Every record below should be transcribed exactly. Omit the images.
▶
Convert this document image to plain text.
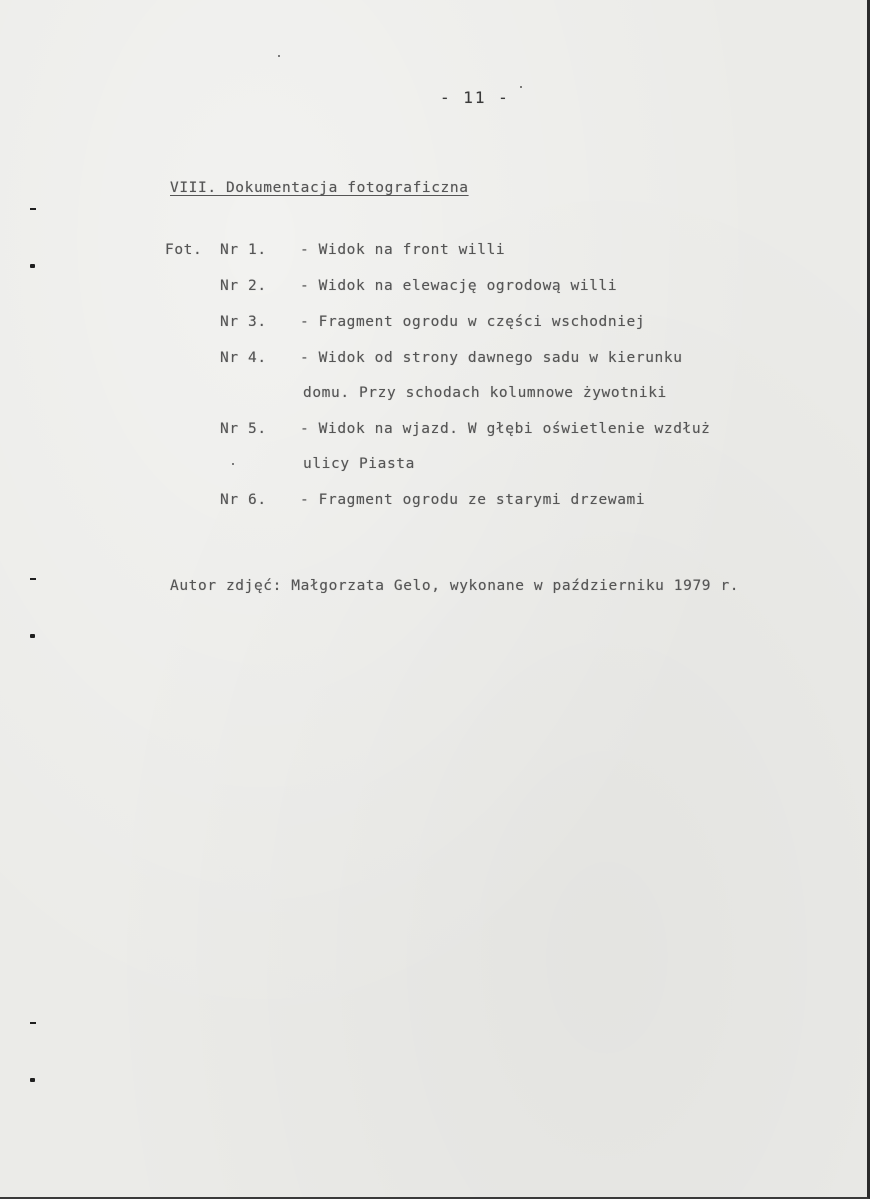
- 11 -
VIII. Dokumentacja fotograficzna
Fot. Nr 1. - Widok na front willi
Nr 2. - Widok na elewację ogrodową willi
Nr 3. - Fragment ogrodu w części wschodniej
Nr 4. - Widok od strony dawnego sadu w kierunku
domu. Przy schodach kolumnowe żywotniki
Nr 5. - Widok na wjazd. W głębi oświetlenie wzdłuż
ulicy Piasta
Nr 6. - Fragment ogrodu ze starymi drzewami
Autor zdjęć: Małgorzata Gelo, wykonane w październiku 1979 r.
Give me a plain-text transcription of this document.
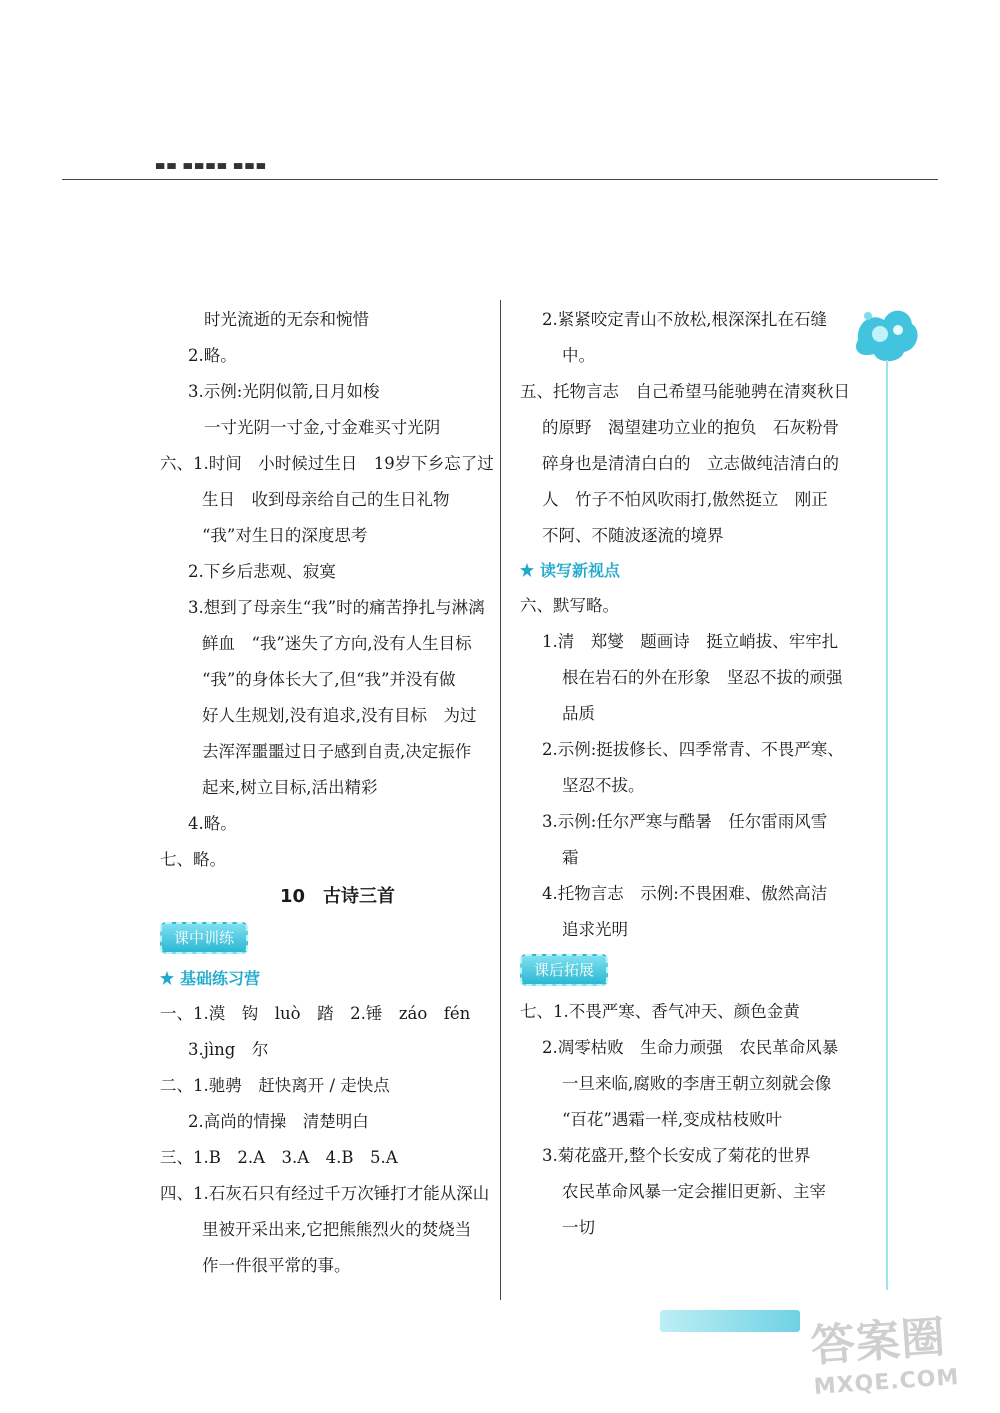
■■ ■■■■ ■■■
时光流逝的无奈和惋惜
2.略。
3.示例:光阴似箭,日月如梭
一寸光阴一寸金,寸金难买寸光阴
六、1.时间　小时候过生日　19岁下乡忘了过
生日　收到母亲给自己的生日礼物
“我”对生日的深度思考
2.下乡后悲观、寂寞
3.想到了母亲生“我”时的痛苦挣扎与淋漓
鲜血　“我”迷失了方向,没有人生目标
“我”的身体长大了,但“我”并没有做
好人生规划,没有追求,没有目标　为过
去浑浑噩噩过日子感到自责,决定振作
起来,树立目标,活出精彩
4.略。
七、略。
10　 古诗三首
课中训练
基础练习营
一、1.漠　钩　luò　踏　2.锤　záo　fén
3.jìng　尔
二、1.驰骋　赶快离开 / 走快点
2.高尚的情操　清楚明白
三、1.B　2.A　3.A　4.B　5.A
四、1.石灰石只有经过千万次锤打才能从深山
里被开采出来,它把熊熊烈火的焚烧当
作一件很平常的事。
2.紧紧咬定青山不放松,根深深扎在石缝
中。
五、托物言志　自己希望马能驰骋在清爽秋日
的原野　渴望建功立业的抱负　石灰粉骨
碎身也是清清白白的　立志做纯洁清白的
人　竹子不怕风吹雨打,傲然挺立　刚正
不阿、不随波逐流的境界
读写新视点
六、默写略。
1.清　郑燮　题画诗　挺立峭拔、牢牢扎
根在岩石的外在形象　坚忍不拔的顽强
品质
2.示例:挺拔修长、四季常青、不畏严寒、
坚忍不拔。
3.示例:任尔严寒与酷暑　任尔雷雨风雪
霜
4.托物言志　示例:不畏困难、傲然高洁
追求光明
课后拓展
七、1.不畏严寒、香气冲天、颜色金黄
2.凋零枯败　生命力顽强　农民革命风暴
一旦来临,腐败的李唐王朝立刻就会像
“百花”遇霜一样,变成枯枝败叶
3.菊花盛开,整个长安成了菊花的世界
农民革命风暴一定会摧旧更新、主宰
一切
答案圈
MXQE.COM
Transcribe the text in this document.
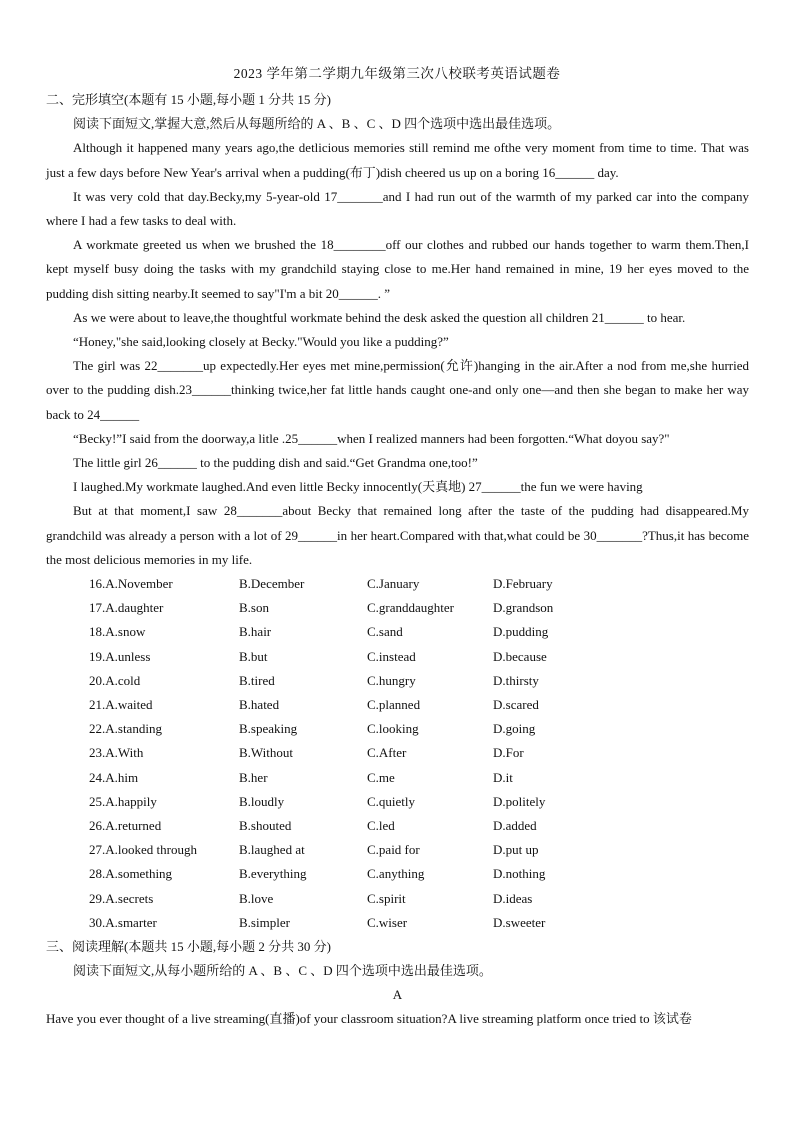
2023 学年第二学期九年级第三次八校联考英语试题卷

二、完形填空(本题有 15 小题,每小题 1 分共 15 分)

阅读下面短文,掌握大意,然后从每题所给的 A 、B 、C 、D 四个选项中选出最佳选项。

Although it happened many years ago,the detlicious memories still remind me ofthe very moment from time to time. That was just a few days before New Year's arrival when a pudding(布丁)dish cheered us up on a boring 16______ day.

It was very cold that day.Becky,my 5-year-old 17_______and I had run out of the warmth of my parked car into the company where I had a few tasks to deal with.

A workmate greeted us when we brushed the 18________off our clothes and rubbed our hands together to warm them.Then,I kept myself busy doing the tasks with my grandchild staying close to me.Her hand remained in mine, 19 her eyes moved to the pudding dish sitting nearby.It seemed to say"I'm a bit 20______. ”

As we were about to leave,the thoughtful workmate behind the desk asked the question all children 21______ to hear.

“Honey,"she said,looking closely at Becky."Would you like a pudding?”

The girl was 22_______up expectedly.Her eyes met mine,permission(允许)hanging in the air.After a nod from me,she hurried over to the pudding dish.23______thinking twice,her fat little hands caught one-and only one—and then she began to make her way back to 24______

“Becky!”I said from the doorway,a litle .25______when I realized manners had been forgotten.“What doyou say?"

The little girl 26______ to the pudding dish and said.“Get Grandma one,too!”

I laughed.My workmate laughed.And even little Becky innocently(天真地) 27______the fun we were having

But at that moment,I saw 28_______about Becky that remained long after the taste of the pudding had disappeared.My grandchild was already a person with a lot of 29______in her heart.Compared with that,what could be 30_______?Thus,it has become the most delicious memories in my life.

16.A.November	B.December	C.January	D.February
17.A.daughter	B.son	C.granddaughter	D.grandson
18.A.snow	B.hair	C.sand	D.pudding
19.A.unless	B.but	C.instead	D.because
20.A.cold	B.tired	C.hungry	D.thirsty
21.A.waited	B.hated	C.planned	D.scared
22.A.standing	B.speaking	C.looking	D.going
23.A.With	B.Without	C.After	D.For
24.A.him	B.her	C.me	D.it
25.A.happily	B.loudly	C.quietly	D.politely
26.A.returned	B.shouted	C.led	D.added
27.A.looked through	B.laughed at	C.paid for	D.put up
28.A.something	B.everything	C.anything	D.nothing
29.A.secrets	B.love	C.spirit	D.ideas
30.A.smarter	B.simpler	C.wiser	D.sweeter

三、阅读理解(本题共 15 小题,每小题 2 分共 30 分)

阅读下面短文,从每小题所给的 A 、B 、C 、D 四个选项中选出最佳选项。

A

Have you ever thought of a live streaming(直播)of your classroom situation?A live streaming platform once tried to 该试卷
◀
#### [Task result]
Convert this document image to plain text.
- 11 -
VIII. Dokumentacja fotograficzna
Fot. Nr 1. - Widok na front willi
Nr 2. - Widok na elewację ogrodową willi
Nr 3. - Fragment ogrodu w części wschodniej
Nr 4. - Widok od strony dawnego sadu w kierunku
domu. Przy schodach kolumnowe żywotniki
Nr 5. - Widok na wjazd. W głębi oświetlenie wzdłuż
ulicy Piasta
Nr 6. - Fragment ogrodu ze starymi drzewami
Autor zdjęć: Małgorzata Gelo, wykonane w październiku 1979 r.
Give me a plain-text transcription of this document.
■■ ■■■■ ■■■
时光流逝的无奈和惋惜
2.略。
3.示例:光阴似箭,日月如梭
一寸光阴一寸金,寸金难买寸光阴
六、1.时间　小时候过生日　19岁下乡忘了过
生日　收到母亲给自己的生日礼物
“我”对生日的深度思考
2.下乡后悲观、寂寞
3.想到了母亲生“我”时的痛苦挣扎与淋漓
鲜血　“我”迷失了方向,没有人生目标
“我”的身体长大了,但“我”并没有做
好人生规划,没有追求,没有目标　为过
去浑浑噩噩过日子感到自责,决定振作
起来,树立目标,活出精彩
4.略。
七、略。
10　 古诗三首
课中训练
基础练习营
一、1.漠　钩　luò　踏　2.锤　záo　fén
3.jìng　尔
二、1.驰骋　赶快离开 / 走快点
2.高尚的情操　清楚明白
三、1.B　2.A　3.A　4.B　5.A
四、1.石灰石只有经过千万次锤打才能从深山
里被开采出来,它把熊熊烈火的焚烧当
作一件很平常的事。
2.紧紧咬定青山不放松,根深深扎在石缝
中。
五、托物言志　自己希望马能驰骋在清爽秋日
的原野　渴望建功立业的抱负　石灰粉骨
碎身也是清清白白的　立志做纯洁清白的
人　竹子不怕风吹雨打,傲然挺立　刚正
不阿、不随波逐流的境界
读写新视点
六、默写略。
1.清　郑燮　题画诗　挺立峭拔、牢牢扎
根在岩石的外在形象　坚忍不拔的顽强
品质
2.示例:挺拔修长、四季常青、不畏严寒、
坚忍不拔。
3.示例:任尔严寒与酷暑　任尔雷雨风雪
霜
4.托物言志　示例:不畏困难、傲然高洁
追求光明
课后拓展
七、1.不畏严寒、香气冲天、颜色金黄
2.凋零枯败　生命力顽强　农民革命风暴
一旦来临,腐败的李唐王朝立刻就会像
“百花”遇霜一样,变成枯枝败叶
3.菊花盛开,整个长安成了菊花的世界
农民革命风暴一定会摧旧更新、主宰
一切
答案圈
MXQE.COM
Transcribe the text in this document.
2023 学年第二学期九年级第三次八校联考英语试题卷

二、完形填空(本题有 15 小题,每小题 1 分共 15 分)

阅读下面短文,掌握大意,然后从每题所给的 A 、B 、C 、D 四个选项中选出最佳选项。

Although it happened many years ago,the detlicious memories still remind me ofthe very moment from time to time. That was just a few days before New Year's arrival when a pudding(布丁)dish cheered us up on a boring 16______ day.

It was very cold that day.Becky,my 5-year-old 17_______and I had run out of the warmth of my parked car into the company where I had a few tasks to deal with.

A workmate greeted us when we brushed the 18________off our clothes and rubbed our hands together to warm them.Then,I kept myself busy doing the tasks with my grandchild staying close to me.Her hand remained in mine, 19 her eyes moved to the pudding dish sitting nearby.It seemed to say"I'm a bit 20______. ”

As we were about to leave,the thoughtful workmate behind the desk asked the question all children 21______ to hear.

“Honey,"she said,looking closely at Becky."Would you like a pudding?”

The girl was 22_______up expectedly.Her eyes met mine,permission(允许)hanging in the air.After a nod from me,she hurried over to the pudding dish.23______thinking twice,her fat little hands caught one-and only one—and then she began to make her way back to 24______

“Becky!”I said from the doorway,a litle .25______when I realized manners had been forgotten.“What doyou say?"

The little girl 26______ to the pudding dish and said.“Get Grandma one,too!”

I laughed.My workmate laughed.And even little Becky innocently(天真地) 27______the fun we were having

But at that moment,I saw 28_______about Becky that remained long after the taste of the pudding had disappeared.My grandchild was already a person with a lot of 29______in her heart.Compared with that,what could be 30_______?Thus,it has become the most delicious memories in my life.

16.A.November	B.December	C.January	D.February
17.A.daughter	B.son	C.granddaughter	D.grandson
18.A.snow	B.hair	C.sand	D.pudding
19.A.unless	B.but	C.instead	D.because
20.A.cold	B.tired	C.hungry	D.thirsty
21.A.waited	B.hated	C.planned	D.scared
22.A.standing	B.speaking	C.looking	D.going
23.A.With	B.Without	C.After	D.For
24.A.him	B.her	C.me	D.it
25.A.happily	B.loudly	C.quietly	D.politely
26.A.returned	B.shouted	C.led	D.added
27.A.looked through	B.laughed at	C.paid for	D.put up
28.A.something	B.everything	C.anything	D.nothing
29.A.secrets	B.love	C.spirit	D.ideas
30.A.smarter	B.simpler	C.wiser	D.sweeter

三、阅读理解(本题共 15 小题,每小题 2 分共 30 分)

阅读下面短文,从每小题所给的 A 、B 、C 、D 四个选项中选出最佳选项。

A

Have you ever thought of a live streaming(直播)of your classroom situation?A live streaming platform once tried to 该试卷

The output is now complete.